Collected data entries:
* Begin *
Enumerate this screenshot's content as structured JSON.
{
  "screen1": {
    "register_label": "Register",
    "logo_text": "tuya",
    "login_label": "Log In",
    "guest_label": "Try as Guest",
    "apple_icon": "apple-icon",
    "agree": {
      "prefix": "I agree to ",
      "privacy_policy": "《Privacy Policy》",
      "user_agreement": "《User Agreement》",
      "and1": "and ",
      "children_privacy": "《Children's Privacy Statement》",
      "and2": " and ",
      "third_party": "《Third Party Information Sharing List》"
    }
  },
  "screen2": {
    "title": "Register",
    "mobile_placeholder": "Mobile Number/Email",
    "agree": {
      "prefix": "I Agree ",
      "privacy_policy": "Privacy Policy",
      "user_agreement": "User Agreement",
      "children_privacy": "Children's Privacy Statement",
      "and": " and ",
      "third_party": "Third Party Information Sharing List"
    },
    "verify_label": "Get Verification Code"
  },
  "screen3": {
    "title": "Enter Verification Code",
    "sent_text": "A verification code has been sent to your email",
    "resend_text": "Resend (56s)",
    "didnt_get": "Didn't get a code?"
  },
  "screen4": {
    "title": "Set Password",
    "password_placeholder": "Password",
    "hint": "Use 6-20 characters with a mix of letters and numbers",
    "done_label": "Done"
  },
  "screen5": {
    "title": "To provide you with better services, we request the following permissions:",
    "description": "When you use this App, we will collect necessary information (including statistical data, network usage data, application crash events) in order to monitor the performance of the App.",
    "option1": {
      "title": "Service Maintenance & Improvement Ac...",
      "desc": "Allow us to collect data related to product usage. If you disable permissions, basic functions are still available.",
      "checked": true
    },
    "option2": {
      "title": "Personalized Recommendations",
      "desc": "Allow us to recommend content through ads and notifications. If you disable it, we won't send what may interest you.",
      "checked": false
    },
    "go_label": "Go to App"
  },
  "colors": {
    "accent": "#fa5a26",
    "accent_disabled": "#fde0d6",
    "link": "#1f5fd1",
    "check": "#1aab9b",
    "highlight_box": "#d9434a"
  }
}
* End *
Exercise instructions: Copy out each line of the entries that holds "Password".

Result:
    "title": "Set Password",
    "password_placeholder": "Password",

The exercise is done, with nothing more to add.